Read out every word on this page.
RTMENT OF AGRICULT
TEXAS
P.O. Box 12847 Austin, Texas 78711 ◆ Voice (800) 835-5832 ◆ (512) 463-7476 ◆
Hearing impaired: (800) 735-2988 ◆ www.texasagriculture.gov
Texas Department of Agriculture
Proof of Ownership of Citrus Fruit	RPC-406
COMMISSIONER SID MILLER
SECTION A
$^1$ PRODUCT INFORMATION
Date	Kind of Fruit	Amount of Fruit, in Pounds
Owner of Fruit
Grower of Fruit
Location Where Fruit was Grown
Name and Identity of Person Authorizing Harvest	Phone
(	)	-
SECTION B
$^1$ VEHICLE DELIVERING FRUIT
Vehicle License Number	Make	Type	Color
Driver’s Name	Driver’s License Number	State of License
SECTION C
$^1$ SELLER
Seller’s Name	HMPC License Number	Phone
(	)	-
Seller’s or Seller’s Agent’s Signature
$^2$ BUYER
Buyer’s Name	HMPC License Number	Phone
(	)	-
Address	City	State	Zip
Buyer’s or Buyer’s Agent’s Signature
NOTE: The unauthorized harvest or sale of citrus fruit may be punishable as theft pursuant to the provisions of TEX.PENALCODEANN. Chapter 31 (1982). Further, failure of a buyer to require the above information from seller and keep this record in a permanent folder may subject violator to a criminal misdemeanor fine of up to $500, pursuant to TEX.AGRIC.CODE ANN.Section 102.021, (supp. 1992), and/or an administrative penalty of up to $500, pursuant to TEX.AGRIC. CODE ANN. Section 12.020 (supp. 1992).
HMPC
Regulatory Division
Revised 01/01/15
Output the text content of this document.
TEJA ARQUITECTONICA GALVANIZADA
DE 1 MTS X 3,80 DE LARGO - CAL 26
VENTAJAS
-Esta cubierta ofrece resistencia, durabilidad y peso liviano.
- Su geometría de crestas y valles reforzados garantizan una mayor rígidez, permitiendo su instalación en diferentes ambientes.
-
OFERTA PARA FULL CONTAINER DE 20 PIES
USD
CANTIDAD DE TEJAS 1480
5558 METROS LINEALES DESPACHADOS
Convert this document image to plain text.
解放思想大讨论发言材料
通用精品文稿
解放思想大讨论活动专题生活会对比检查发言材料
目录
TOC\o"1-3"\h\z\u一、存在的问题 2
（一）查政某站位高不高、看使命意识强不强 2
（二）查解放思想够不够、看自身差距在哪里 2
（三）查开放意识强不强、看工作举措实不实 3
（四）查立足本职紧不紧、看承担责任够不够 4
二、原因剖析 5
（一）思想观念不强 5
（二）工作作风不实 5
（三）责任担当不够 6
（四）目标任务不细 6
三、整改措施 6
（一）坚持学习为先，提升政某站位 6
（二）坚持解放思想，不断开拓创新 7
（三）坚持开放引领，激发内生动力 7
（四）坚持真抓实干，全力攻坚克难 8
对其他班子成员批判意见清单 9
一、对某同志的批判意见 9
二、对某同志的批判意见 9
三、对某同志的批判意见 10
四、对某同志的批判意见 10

▸ WHAT IS BEING ASKED
Repeat the line that contains "Output the text content of this document.", then every line after it until the records end, with nothing added.

▸ SOLUTION TO THIS PROBLEM
Output the text content of this document.
TEJA ARQUITECTONICA GALVANIZADA
DE 1 MTS X 3,80 DE LARGO - CAL 26
VENTAJAS
-Esta cubierta ofrece resistencia, durabilidad y peso liviano.
- Su geometría de crestas y valles reforzados garantizan una mayor rígidez, permitiendo su instalación en diferentes ambientes.
-
OFERTA PARA FULL CONTAINER DE 20 PIES
USD
CANTIDAD DE TEJAS 1480
5558 METROS LINEALES DESPACHADOS
Convert this document image to plain text.
解放思想大讨论发言材料
通用精品文稿
解放思想大讨论活动专题生活会对比检查发言材料
目录
TOC\o"1-3"\h\z\u一、存在的问题 2
（一）查政某站位高不高、看使命意识强不强 2
（二）查解放思想够不够、看自身差距在哪里 2
（三）查开放意识强不强、看工作举措实不实 3
（四）查立足本职紧不紧、看承担责任够不够 4
二、原因剖析 5
（一）思想观念不强 5
（二）工作作风不实 5
（三）责任担当不够 6
（四）目标任务不细 6
三、整改措施 6
（一）坚持学习为先，提升政某站位 6
（二）坚持解放思想，不断开拓创新 7
（三）坚持开放引领，激发内生动力 7
（四）坚持真抓实干，全力攻坚克难 8
对其他班子成员批判意见清单 9
一、对某同志的批判意见 9
二、对某同志的批判意见 9
三、对某同志的批判意见 10
四、对某同志的批判意见 10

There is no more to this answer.